— START —

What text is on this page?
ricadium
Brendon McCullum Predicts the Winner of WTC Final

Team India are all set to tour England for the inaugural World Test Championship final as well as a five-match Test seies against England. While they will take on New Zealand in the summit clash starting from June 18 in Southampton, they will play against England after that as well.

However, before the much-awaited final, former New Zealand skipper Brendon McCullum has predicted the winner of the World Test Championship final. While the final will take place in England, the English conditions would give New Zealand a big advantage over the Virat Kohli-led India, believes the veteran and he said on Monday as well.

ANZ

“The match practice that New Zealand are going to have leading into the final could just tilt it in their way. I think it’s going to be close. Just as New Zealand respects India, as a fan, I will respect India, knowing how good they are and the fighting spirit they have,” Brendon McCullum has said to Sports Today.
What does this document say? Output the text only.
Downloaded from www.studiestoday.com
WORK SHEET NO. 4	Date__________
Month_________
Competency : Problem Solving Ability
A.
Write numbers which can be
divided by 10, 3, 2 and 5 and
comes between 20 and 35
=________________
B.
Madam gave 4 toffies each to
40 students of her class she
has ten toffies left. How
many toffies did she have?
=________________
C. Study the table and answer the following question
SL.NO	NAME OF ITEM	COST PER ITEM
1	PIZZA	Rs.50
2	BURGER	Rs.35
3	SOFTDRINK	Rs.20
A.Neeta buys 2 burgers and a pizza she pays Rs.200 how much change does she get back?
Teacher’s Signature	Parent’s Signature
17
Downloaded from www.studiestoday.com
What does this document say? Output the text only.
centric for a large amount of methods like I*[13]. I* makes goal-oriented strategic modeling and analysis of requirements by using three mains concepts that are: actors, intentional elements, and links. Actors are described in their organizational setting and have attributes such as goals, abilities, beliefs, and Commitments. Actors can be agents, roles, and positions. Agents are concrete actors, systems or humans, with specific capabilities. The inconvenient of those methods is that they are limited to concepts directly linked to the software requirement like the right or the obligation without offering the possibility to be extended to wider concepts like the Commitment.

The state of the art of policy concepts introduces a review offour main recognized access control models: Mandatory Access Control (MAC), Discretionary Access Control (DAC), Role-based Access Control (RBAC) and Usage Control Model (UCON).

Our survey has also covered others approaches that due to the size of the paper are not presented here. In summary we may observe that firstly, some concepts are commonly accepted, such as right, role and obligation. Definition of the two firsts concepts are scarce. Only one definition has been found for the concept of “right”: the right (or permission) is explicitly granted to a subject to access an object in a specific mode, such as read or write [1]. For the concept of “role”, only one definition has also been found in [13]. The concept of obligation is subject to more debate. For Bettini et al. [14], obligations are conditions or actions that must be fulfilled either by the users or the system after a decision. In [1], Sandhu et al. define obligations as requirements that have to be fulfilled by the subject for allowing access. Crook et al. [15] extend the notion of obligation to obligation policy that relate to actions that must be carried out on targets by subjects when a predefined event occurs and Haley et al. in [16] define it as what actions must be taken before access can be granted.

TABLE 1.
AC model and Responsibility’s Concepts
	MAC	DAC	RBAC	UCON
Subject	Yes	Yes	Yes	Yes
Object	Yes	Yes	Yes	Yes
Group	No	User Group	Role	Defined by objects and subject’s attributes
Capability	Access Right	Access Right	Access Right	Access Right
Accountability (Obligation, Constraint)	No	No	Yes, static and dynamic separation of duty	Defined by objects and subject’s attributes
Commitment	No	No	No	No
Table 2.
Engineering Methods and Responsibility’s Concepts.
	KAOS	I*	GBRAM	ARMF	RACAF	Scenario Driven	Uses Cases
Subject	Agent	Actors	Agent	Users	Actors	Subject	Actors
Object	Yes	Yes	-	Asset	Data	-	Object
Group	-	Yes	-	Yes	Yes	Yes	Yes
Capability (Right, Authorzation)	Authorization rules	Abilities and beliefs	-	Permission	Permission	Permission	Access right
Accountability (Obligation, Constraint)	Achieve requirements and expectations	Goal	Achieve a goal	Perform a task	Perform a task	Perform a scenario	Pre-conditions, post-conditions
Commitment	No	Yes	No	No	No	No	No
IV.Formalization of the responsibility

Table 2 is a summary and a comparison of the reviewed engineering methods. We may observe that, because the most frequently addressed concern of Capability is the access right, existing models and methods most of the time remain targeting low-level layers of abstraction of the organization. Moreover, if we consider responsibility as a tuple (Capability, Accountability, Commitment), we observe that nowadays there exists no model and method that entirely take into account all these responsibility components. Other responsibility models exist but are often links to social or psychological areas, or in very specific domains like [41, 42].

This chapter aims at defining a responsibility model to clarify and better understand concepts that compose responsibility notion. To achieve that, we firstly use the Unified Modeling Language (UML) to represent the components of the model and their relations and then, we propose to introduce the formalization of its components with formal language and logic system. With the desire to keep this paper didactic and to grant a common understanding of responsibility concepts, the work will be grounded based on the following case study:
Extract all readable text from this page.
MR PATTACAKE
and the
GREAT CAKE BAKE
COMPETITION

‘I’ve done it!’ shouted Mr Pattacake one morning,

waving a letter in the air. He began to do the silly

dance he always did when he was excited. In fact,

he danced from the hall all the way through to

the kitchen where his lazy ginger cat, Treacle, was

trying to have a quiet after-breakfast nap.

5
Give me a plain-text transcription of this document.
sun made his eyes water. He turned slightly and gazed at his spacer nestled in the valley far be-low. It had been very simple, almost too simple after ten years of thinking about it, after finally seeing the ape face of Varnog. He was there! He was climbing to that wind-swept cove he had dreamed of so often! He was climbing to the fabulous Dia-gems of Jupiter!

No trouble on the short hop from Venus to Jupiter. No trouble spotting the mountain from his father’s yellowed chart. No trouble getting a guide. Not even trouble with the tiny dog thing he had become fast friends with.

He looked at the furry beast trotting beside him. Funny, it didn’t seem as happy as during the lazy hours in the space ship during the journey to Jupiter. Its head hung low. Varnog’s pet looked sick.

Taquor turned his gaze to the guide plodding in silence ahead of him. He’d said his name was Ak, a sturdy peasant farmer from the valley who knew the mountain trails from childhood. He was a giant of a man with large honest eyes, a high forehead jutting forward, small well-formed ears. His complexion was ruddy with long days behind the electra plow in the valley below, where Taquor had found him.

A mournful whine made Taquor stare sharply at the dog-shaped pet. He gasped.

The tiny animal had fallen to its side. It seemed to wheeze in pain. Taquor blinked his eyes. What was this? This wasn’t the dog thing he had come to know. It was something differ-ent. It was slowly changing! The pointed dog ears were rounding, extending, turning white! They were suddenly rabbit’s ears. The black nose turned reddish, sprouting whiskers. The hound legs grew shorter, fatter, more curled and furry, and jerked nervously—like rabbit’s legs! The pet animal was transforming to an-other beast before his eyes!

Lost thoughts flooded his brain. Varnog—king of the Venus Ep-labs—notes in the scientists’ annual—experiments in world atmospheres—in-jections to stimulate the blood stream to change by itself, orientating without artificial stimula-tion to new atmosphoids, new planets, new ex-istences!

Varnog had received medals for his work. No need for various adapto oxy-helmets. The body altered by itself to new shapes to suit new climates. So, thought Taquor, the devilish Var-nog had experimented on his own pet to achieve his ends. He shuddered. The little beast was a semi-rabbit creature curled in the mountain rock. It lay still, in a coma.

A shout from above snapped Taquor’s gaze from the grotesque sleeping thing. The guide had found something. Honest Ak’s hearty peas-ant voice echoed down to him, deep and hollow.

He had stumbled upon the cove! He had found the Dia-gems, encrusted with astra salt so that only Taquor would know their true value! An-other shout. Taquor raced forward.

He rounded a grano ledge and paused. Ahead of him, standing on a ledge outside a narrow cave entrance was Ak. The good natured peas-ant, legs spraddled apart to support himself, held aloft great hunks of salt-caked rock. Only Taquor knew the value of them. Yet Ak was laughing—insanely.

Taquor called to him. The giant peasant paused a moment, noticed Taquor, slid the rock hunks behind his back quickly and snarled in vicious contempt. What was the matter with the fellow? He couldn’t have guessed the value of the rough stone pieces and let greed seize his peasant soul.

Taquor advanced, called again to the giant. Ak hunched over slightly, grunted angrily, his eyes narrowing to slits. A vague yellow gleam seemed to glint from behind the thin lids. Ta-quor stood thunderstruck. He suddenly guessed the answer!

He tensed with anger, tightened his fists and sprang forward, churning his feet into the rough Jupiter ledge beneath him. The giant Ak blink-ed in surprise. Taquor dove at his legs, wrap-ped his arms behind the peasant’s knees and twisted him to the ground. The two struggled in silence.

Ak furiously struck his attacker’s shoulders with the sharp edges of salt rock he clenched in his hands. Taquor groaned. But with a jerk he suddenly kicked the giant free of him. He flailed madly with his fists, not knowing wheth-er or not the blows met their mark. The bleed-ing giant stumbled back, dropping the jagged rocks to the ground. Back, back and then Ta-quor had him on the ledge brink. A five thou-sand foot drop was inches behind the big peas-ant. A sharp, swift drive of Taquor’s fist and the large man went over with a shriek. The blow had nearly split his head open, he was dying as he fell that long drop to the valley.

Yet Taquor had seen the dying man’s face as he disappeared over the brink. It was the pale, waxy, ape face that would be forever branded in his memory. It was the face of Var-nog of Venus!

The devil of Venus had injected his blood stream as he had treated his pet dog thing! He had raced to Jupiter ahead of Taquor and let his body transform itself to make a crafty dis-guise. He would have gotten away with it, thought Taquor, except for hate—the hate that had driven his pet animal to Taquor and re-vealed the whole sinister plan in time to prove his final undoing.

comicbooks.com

— END —

**Problem to solve**
State how many lines include the string "RBAC". Give no other information.

**Reply to the exercise**
2